**Input data:**
____

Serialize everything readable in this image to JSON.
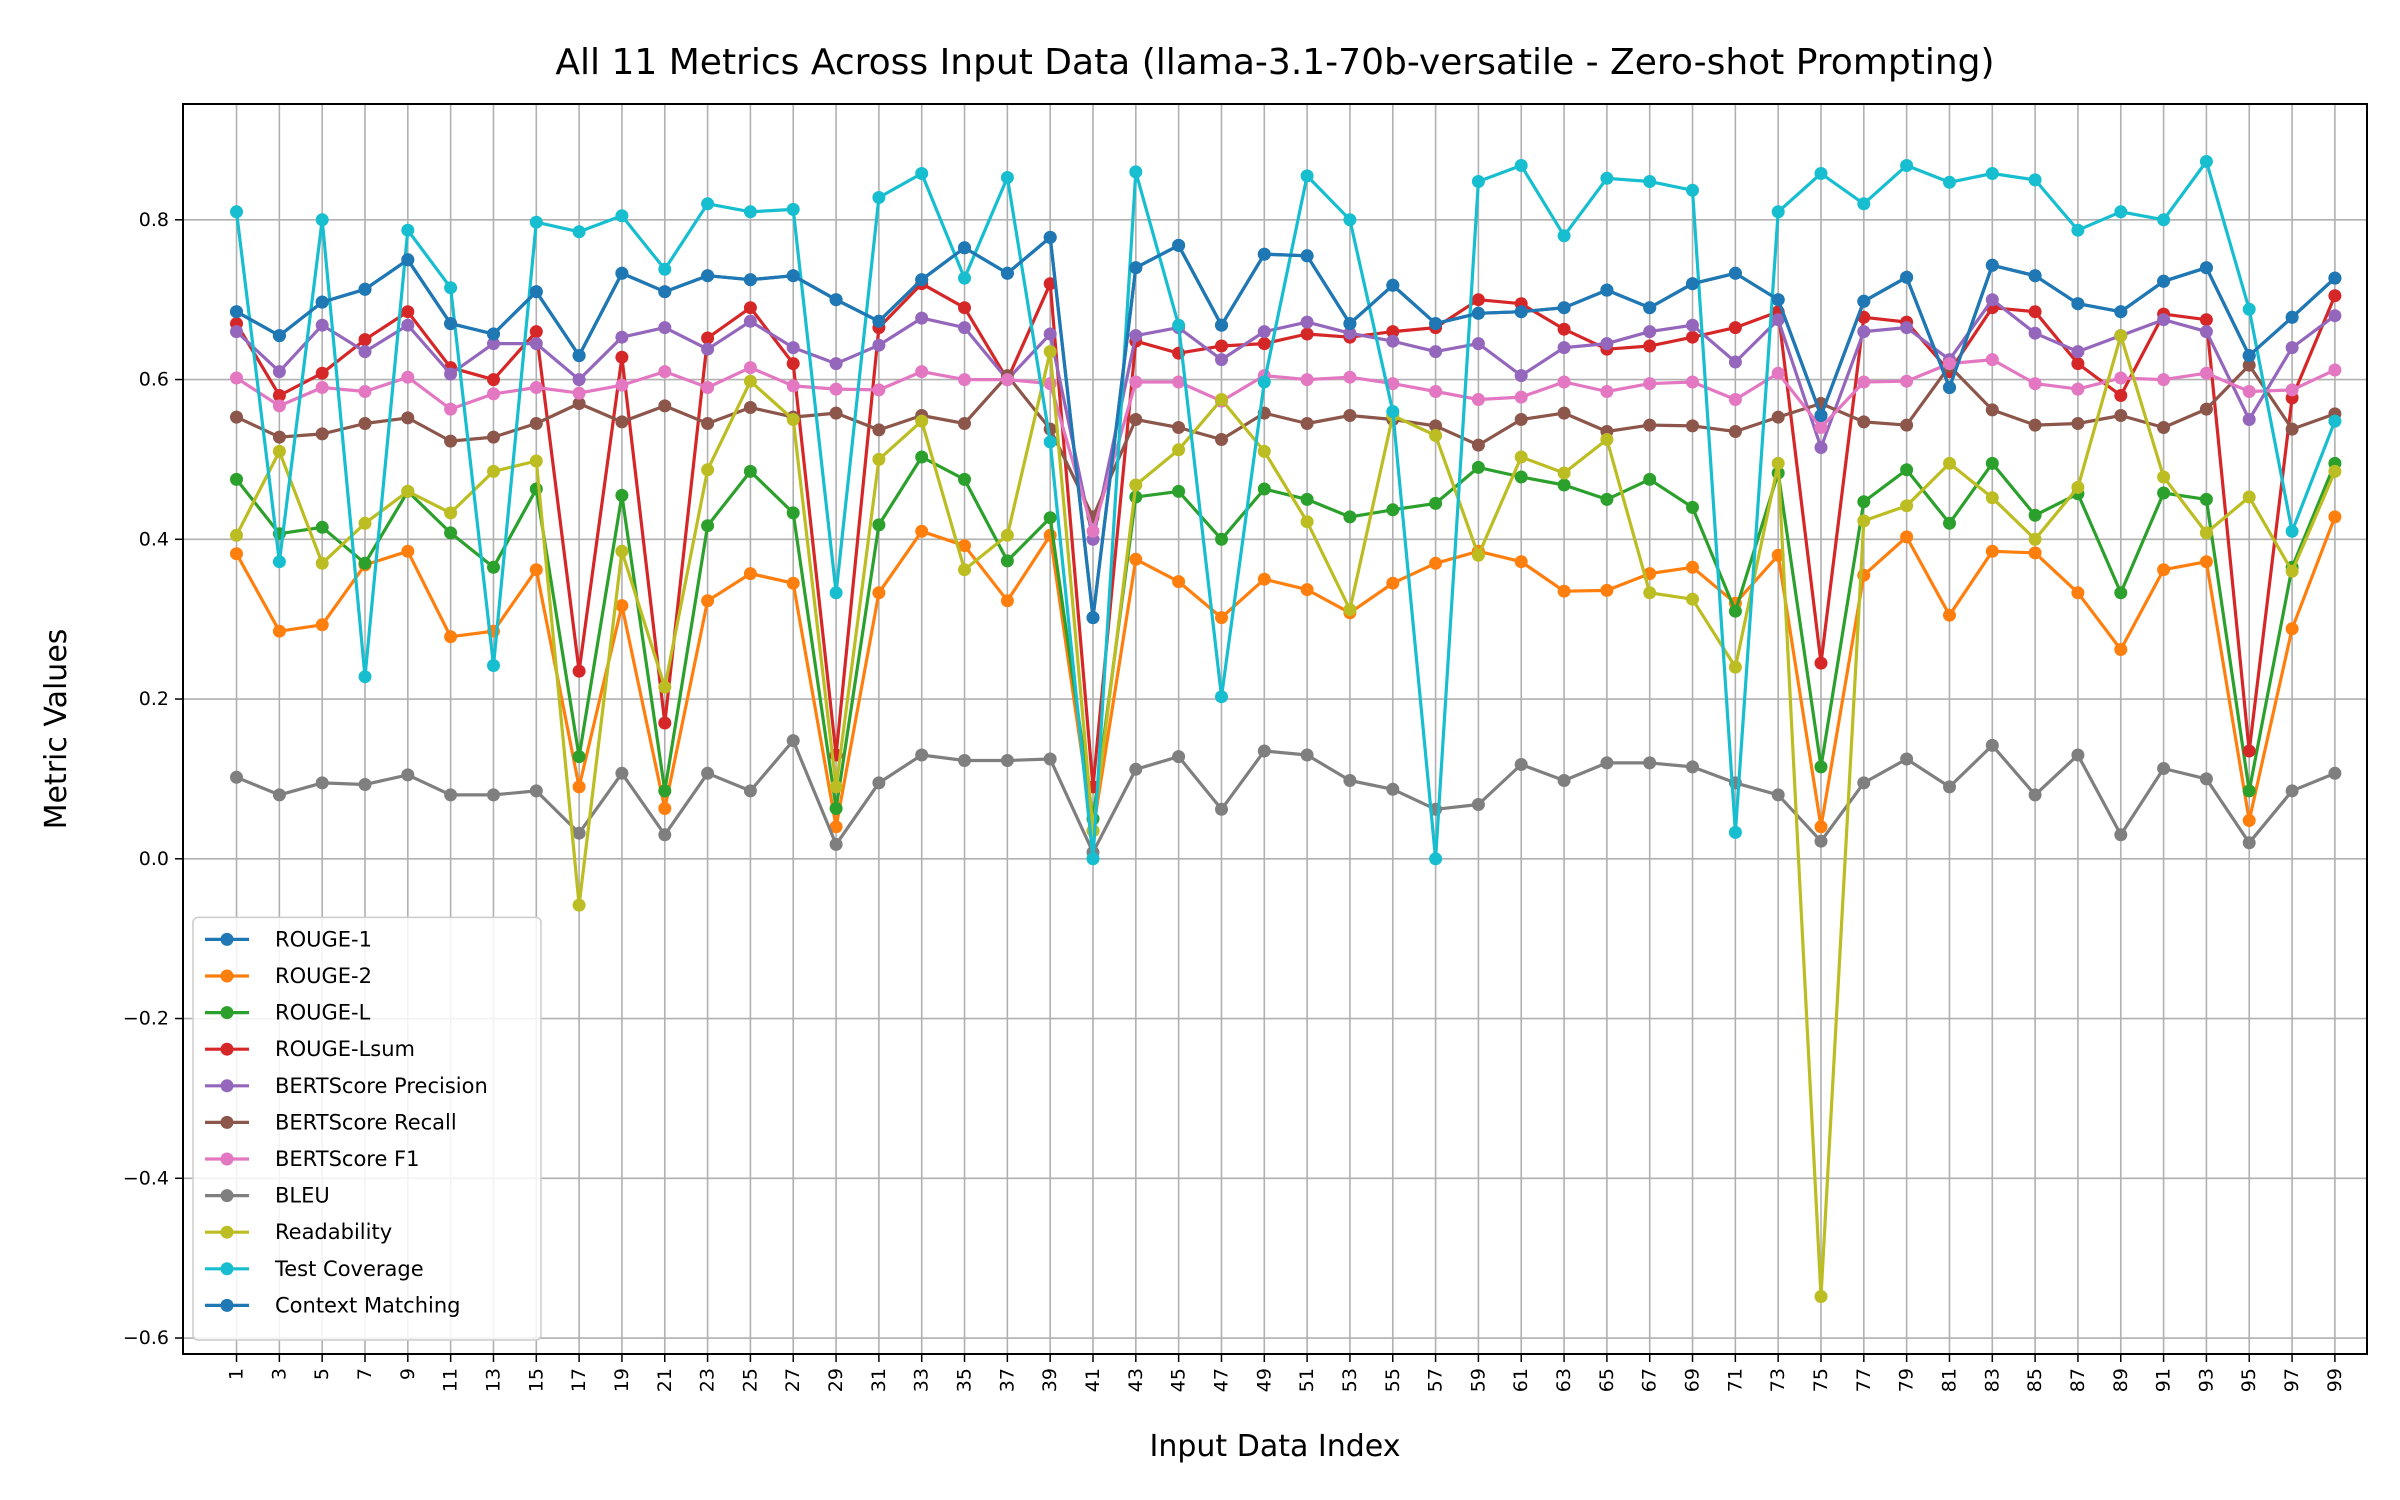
{
  "chart_data": {
    "type": "line",
    "title": "All 11 Metrics Across Input Data (llama-3.1-70b-versatile - Zero-shot Prompting)",
    "xlabel": "Input Data Index",
    "ylabel": "Metric Values",
    "xlim": [
      -1.5,
      100.5
    ],
    "ylim": [
      -0.62,
      0.945
    ],
    "x": [
      1,
      3,
      5,
      7,
      9,
      11,
      13,
      15,
      17,
      19,
      21,
      23,
      25,
      27,
      29,
      31,
      33,
      35,
      37,
      39,
      41,
      43,
      45,
      47,
      49,
      51,
      53,
      55,
      57,
      59,
      61,
      63,
      65,
      67,
      69,
      71,
      73,
      75,
      77,
      79,
      81,
      83,
      85,
      87,
      89,
      91,
      93,
      95,
      97,
      99
    ],
    "xticks": [
      "1",
      "3",
      "5",
      "7",
      "9",
      "11",
      "13",
      "15",
      "17",
      "19",
      "21",
      "23",
      "25",
      "27",
      "29",
      "31",
      "33",
      "35",
      "37",
      "39",
      "41",
      "43",
      "45",
      "47",
      "49",
      "51",
      "53",
      "55",
      "57",
      "59",
      "61",
      "63",
      "65",
      "67",
      "69",
      "71",
      "73",
      "75",
      "77",
      "79",
      "81",
      "83",
      "85",
      "87",
      "89",
      "91",
      "93",
      "95",
      "97",
      "99"
    ],
    "yticks": [
      0.8,
      0.6,
      0.4,
      0.2,
      0.0,
      -0.2,
      -0.4,
      -0.6
    ],
    "ytick_labels": [
      "0.8",
      "0.6",
      "0.4",
      "0.2",
      "0.0",
      "−0.2",
      "−0.4",
      "−0.6"
    ],
    "grid": true,
    "legend_position": "lower-left",
    "series": [
      {
        "name": "ROUGE-1",
        "color": "#1f77b4",
        "values": [
          0.685,
          0.655,
          0.697,
          0.713,
          0.75,
          0.67,
          0.657,
          0.71,
          0.63,
          0.733,
          0.71,
          0.73,
          0.725,
          0.73,
          0.7,
          0.673,
          0.725,
          0.765,
          0.733,
          0.778,
          0.302,
          0.74,
          0.768,
          0.668,
          0.757,
          0.755,
          0.67,
          0.718,
          0.67,
          0.683,
          0.685,
          0.69,
          0.712,
          0.69,
          0.72,
          0.733,
          0.7,
          0.555,
          0.698,
          0.728,
          0.59,
          0.743,
          0.73,
          0.695,
          0.685,
          0.723,
          0.74,
          0.63,
          0.678,
          0.727
        ]
      },
      {
        "name": "ROUGE-2",
        "color": "#ff7f0e",
        "values": [
          0.382,
          0.285,
          0.293,
          0.368,
          0.385,
          0.278,
          0.285,
          0.362,
          0.09,
          0.317,
          0.063,
          0.323,
          0.357,
          0.345,
          0.04,
          0.333,
          0.41,
          0.392,
          0.323,
          0.405,
          0.035,
          0.375,
          0.347,
          0.302,
          0.35,
          0.337,
          0.308,
          0.345,
          0.37,
          0.385,
          0.372,
          0.335,
          0.336,
          0.357,
          0.365,
          0.32,
          0.38,
          0.04,
          0.355,
          0.403,
          0.305,
          0.385,
          0.383,
          0.333,
          0.262,
          0.362,
          0.372,
          0.048,
          0.288,
          0.428
        ]
      },
      {
        "name": "ROUGE-L",
        "color": "#2ca02c",
        "values": [
          0.475,
          0.407,
          0.415,
          0.37,
          0.46,
          0.408,
          0.365,
          0.463,
          0.128,
          0.455,
          0.085,
          0.417,
          0.485,
          0.433,
          0.063,
          0.418,
          0.503,
          0.475,
          0.373,
          0.427,
          0.05,
          0.453,
          0.46,
          0.4,
          0.463,
          0.45,
          0.428,
          0.437,
          0.445,
          0.49,
          0.478,
          0.468,
          0.45,
          0.475,
          0.44,
          0.31,
          0.483,
          0.115,
          0.447,
          0.487,
          0.42,
          0.495,
          0.43,
          0.457,
          0.333,
          0.458,
          0.45,
          0.085,
          0.365,
          0.495
        ]
      },
      {
        "name": "ROUGE-Lsum",
        "color": "#d62728",
        "values": [
          0.67,
          0.58,
          0.608,
          0.65,
          0.685,
          0.615,
          0.6,
          0.66,
          0.235,
          0.628,
          0.17,
          0.652,
          0.69,
          0.62,
          0.13,
          0.665,
          0.72,
          0.69,
          0.6,
          0.72,
          0.09,
          0.648,
          0.633,
          0.642,
          0.645,
          0.657,
          0.653,
          0.66,
          0.665,
          0.7,
          0.695,
          0.663,
          0.638,
          0.642,
          0.653,
          0.665,
          0.685,
          0.245,
          0.678,
          0.672,
          0.61,
          0.69,
          0.685,
          0.62,
          0.58,
          0.682,
          0.675,
          0.135,
          0.577,
          0.705
        ]
      },
      {
        "name": "BERTScore Precision",
        "color": "#9467bd",
        "values": [
          0.66,
          0.61,
          0.668,
          0.635,
          0.668,
          0.607,
          0.645,
          0.645,
          0.6,
          0.653,
          0.665,
          0.638,
          0.673,
          0.64,
          0.62,
          0.643,
          0.677,
          0.665,
          0.6,
          0.657,
          0.4,
          0.655,
          0.665,
          0.625,
          0.66,
          0.672,
          0.658,
          0.648,
          0.635,
          0.645,
          0.605,
          0.64,
          0.645,
          0.66,
          0.668,
          0.622,
          0.675,
          0.515,
          0.66,
          0.665,
          0.625,
          0.7,
          0.658,
          0.635,
          0.655,
          0.675,
          0.66,
          0.55,
          0.64,
          0.68
        ]
      },
      {
        "name": "BERTScore Recall",
        "color": "#8c564b",
        "values": [
          0.553,
          0.528,
          0.532,
          0.545,
          0.552,
          0.523,
          0.528,
          0.545,
          0.57,
          0.547,
          0.567,
          0.545,
          0.565,
          0.553,
          0.558,
          0.537,
          0.555,
          0.545,
          0.605,
          0.538,
          0.428,
          0.55,
          0.54,
          0.525,
          0.558,
          0.545,
          0.555,
          0.55,
          0.542,
          0.518,
          0.55,
          0.558,
          0.535,
          0.543,
          0.542,
          0.535,
          0.553,
          0.57,
          0.547,
          0.543,
          0.617,
          0.562,
          0.543,
          0.545,
          0.555,
          0.54,
          0.563,
          0.618,
          0.538,
          0.557
        ]
      },
      {
        "name": "BERTScore F1",
        "color": "#e377c2",
        "values": [
          0.602,
          0.567,
          0.59,
          0.585,
          0.603,
          0.563,
          0.582,
          0.59,
          0.583,
          0.593,
          0.61,
          0.59,
          0.615,
          0.592,
          0.588,
          0.587,
          0.61,
          0.6,
          0.6,
          0.595,
          0.41,
          0.597,
          0.597,
          0.573,
          0.605,
          0.6,
          0.603,
          0.595,
          0.585,
          0.575,
          0.578,
          0.597,
          0.585,
          0.595,
          0.597,
          0.575,
          0.608,
          0.54,
          0.597,
          0.598,
          0.62,
          0.625,
          0.595,
          0.588,
          0.602,
          0.6,
          0.608,
          0.585,
          0.587,
          0.612
        ]
      },
      {
        "name": "BLEU",
        "color": "#7f7f7f",
        "values": [
          0.102,
          0.08,
          0.095,
          0.093,
          0.105,
          0.08,
          0.08,
          0.085,
          0.032,
          0.107,
          0.03,
          0.107,
          0.085,
          0.148,
          0.018,
          0.095,
          0.13,
          0.123,
          0.123,
          0.125,
          0.008,
          0.112,
          0.128,
          0.062,
          0.135,
          0.13,
          0.098,
          0.087,
          0.062,
          0.068,
          0.118,
          0.098,
          0.12,
          0.12,
          0.115,
          0.095,
          0.08,
          0.022,
          0.095,
          0.125,
          0.09,
          0.142,
          0.08,
          0.13,
          0.03,
          0.113,
          0.1,
          0.02,
          0.085,
          0.107
        ]
      },
      {
        "name": "Readability",
        "color": "#bcbd22",
        "values": [
          0.405,
          0.51,
          0.37,
          0.42,
          0.46,
          0.433,
          0.485,
          0.498,
          -0.058,
          0.385,
          0.215,
          0.487,
          0.598,
          0.55,
          0.09,
          0.5,
          0.548,
          0.362,
          0.405,
          0.635,
          0.035,
          0.468,
          0.512,
          0.575,
          0.51,
          0.422,
          0.312,
          0.555,
          0.53,
          0.38,
          0.503,
          0.483,
          0.525,
          0.333,
          0.325,
          0.24,
          0.495,
          -0.548,
          0.423,
          0.442,
          0.495,
          0.452,
          0.4,
          0.465,
          0.655,
          0.478,
          0.408,
          0.453,
          0.36,
          0.485
        ]
      },
      {
        "name": "Test Coverage",
        "color": "#17becf",
        "values": [
          0.81,
          0.372,
          0.8,
          0.228,
          0.787,
          0.715,
          0.242,
          0.797,
          0.785,
          0.805,
          0.738,
          0.82,
          0.81,
          0.813,
          0.333,
          0.828,
          0.858,
          0.727,
          0.853,
          0.522,
          0.0,
          0.86,
          0.668,
          0.203,
          0.597,
          0.855,
          0.8,
          0.56,
          0.0,
          0.848,
          0.868,
          0.78,
          0.852,
          0.848,
          0.837,
          0.033,
          0.81,
          0.858,
          0.82,
          0.868,
          0.847,
          0.858,
          0.85,
          0.787,
          0.81,
          0.8,
          0.873,
          0.688,
          0.41,
          0.548
        ]
      },
      {
        "name": "Context Matching",
        "color": "#1f77b4",
        "values": [
          0.685,
          0.655,
          0.697,
          0.713,
          0.75,
          0.67,
          0.657,
          0.71,
          0.63,
          0.733,
          0.71,
          0.73,
          0.725,
          0.73,
          0.7,
          0.673,
          0.725,
          0.765,
          0.733,
          0.778,
          0.302,
          0.74,
          0.768,
          0.668,
          0.757,
          0.755,
          0.67,
          0.718,
          0.67,
          0.683,
          0.685,
          0.69,
          0.712,
          0.69,
          0.72,
          0.733,
          0.7,
          0.555,
          0.698,
          0.728,
          0.59,
          0.743,
          0.73,
          0.695,
          0.685,
          0.723,
          0.74,
          0.63,
          0.678,
          0.727
        ]
      }
    ]
  }
}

____

From the entries above, copy out every line where the string "name" appears.

        "name": "ROUGE-1",
        "name": "ROUGE-2",
        "name": "ROUGE-L",
        "name": "ROUGE-Lsum",
        "name": "BERTScore Precision",
        "name": "BERTScore Recall",
        "name": "BERTScore F1",
        "name": "BLEU",
        "name": "Readability",
        "name": "Test Coverage",
        "name": "Context Matching",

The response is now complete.